# WHAT THIS TASK INVOLVES
Copy the lines holding the word "Elevation", all of them.

# DATA LISTING

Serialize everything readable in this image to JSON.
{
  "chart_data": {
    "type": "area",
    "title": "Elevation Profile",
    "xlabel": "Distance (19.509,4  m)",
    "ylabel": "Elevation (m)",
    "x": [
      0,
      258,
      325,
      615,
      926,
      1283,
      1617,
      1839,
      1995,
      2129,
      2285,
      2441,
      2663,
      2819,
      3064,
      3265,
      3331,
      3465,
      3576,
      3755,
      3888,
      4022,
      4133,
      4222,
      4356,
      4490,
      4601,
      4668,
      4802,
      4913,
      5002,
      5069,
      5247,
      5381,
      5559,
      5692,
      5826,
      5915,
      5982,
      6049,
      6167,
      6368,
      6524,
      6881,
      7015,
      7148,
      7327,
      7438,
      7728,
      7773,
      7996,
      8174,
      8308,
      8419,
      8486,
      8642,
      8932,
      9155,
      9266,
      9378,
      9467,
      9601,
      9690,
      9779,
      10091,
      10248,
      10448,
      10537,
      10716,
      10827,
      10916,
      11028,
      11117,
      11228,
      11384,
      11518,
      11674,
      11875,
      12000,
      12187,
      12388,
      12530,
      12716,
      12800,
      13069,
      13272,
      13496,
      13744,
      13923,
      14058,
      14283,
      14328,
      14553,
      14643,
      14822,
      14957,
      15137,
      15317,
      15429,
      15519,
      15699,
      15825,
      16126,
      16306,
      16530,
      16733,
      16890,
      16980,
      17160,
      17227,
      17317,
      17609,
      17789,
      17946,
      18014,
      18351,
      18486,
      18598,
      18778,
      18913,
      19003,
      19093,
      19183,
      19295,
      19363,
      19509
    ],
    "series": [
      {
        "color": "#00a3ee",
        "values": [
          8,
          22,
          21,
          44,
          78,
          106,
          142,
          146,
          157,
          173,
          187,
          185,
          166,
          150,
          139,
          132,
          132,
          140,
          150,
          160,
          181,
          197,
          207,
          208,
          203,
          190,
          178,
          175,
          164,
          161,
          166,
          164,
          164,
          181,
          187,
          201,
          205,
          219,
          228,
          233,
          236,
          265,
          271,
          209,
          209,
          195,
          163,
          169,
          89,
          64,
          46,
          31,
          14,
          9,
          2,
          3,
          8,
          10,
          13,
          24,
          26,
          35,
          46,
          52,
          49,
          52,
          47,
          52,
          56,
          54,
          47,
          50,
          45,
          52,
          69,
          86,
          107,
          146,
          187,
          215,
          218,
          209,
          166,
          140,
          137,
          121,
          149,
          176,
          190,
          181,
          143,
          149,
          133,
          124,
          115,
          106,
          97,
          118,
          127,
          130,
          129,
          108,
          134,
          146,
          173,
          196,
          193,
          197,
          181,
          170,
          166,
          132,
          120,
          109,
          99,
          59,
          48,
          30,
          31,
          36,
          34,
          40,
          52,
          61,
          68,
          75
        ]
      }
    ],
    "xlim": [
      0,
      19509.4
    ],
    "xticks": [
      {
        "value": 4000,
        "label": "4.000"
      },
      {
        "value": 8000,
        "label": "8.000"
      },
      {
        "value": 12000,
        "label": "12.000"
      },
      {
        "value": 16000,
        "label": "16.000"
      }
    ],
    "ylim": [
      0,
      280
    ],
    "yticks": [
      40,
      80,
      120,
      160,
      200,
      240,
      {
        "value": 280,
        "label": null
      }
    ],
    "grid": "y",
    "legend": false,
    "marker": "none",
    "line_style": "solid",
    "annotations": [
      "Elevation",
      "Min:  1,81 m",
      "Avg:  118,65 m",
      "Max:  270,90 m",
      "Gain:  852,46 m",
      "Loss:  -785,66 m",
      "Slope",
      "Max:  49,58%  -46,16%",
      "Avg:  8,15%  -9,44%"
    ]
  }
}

# RESPONSE BELOW
    "title": "Elevation Profile",
    "ylabel": "Elevation (m)",
      "Elevation",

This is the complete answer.